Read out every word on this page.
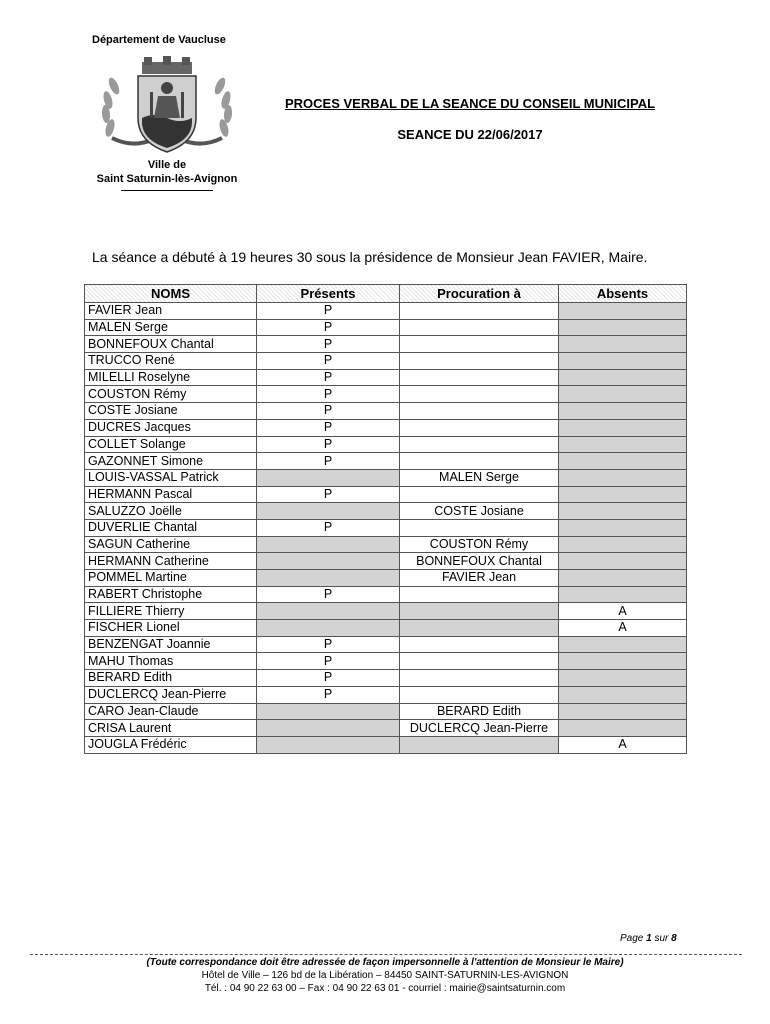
Département de Vaucluse
Ville de
Saint Saturnin-lès-Avignon
PROCES VERBAL DE LA SEANCE DU CONSEIL MUNICIPAL
SEANCE DU 22/06/2017
La séance a débuté à 19 heures 30 sous la présidence de Monsieur Jean FAVIER, Maire.
NOMS	Présents	Procuration à	Absents
FAVIER Jean	P		
MALEN Serge	P		
BONNEFOUX Chantal	P		
TRUCCO René	P		
MILELLI Roselyne	P		
COUSTON Rémy	P		
COSTE Josiane	P		
DUCRES Jacques	P		
COLLET Solange	P		
GAZONNET Simone	P		
LOUIS-VASSAL Patrick		MALEN Serge	
HERMANN Pascal	P		
SALUZZO Joëlle		COSTE Josiane	
DUVERLIE Chantal	P		
SAGUN Catherine		COUSTON Rémy	
HERMANN Catherine		BONNEFOUX Chantal	
POMMEL Martine		FAVIER Jean	
RABERT Christophe	P		
FILLIERE Thierry			A
FISCHER Lionel			A
BENZENGAT Joannie	P		
MAHU Thomas	P		
BERARD Edith	P		
DUCLERCQ Jean-Pierre	P		
CARO Jean-Claude		BERARD Edith	
CRISA Laurent		DUCLERCQ Jean-Pierre	
JOUGLA Frédéric			A
Page 1 sur 8
(Toute correspondance doit être adressée de façon impersonnelle à l'attention de Monsieur le Maire)
Hôtel de Ville – 126 bd de la Libération – 84450 SAINT-SATURNIN-LES-AVIGNON
Tél. : 04 90 22 63 00 – Fax : 04 90 22 63 01 - courriel : mairie@saintsaturnin.com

> What to do
Tally up the lines holding the word "COSTE" in the data above, and answer with that figure only.

> Completed task
2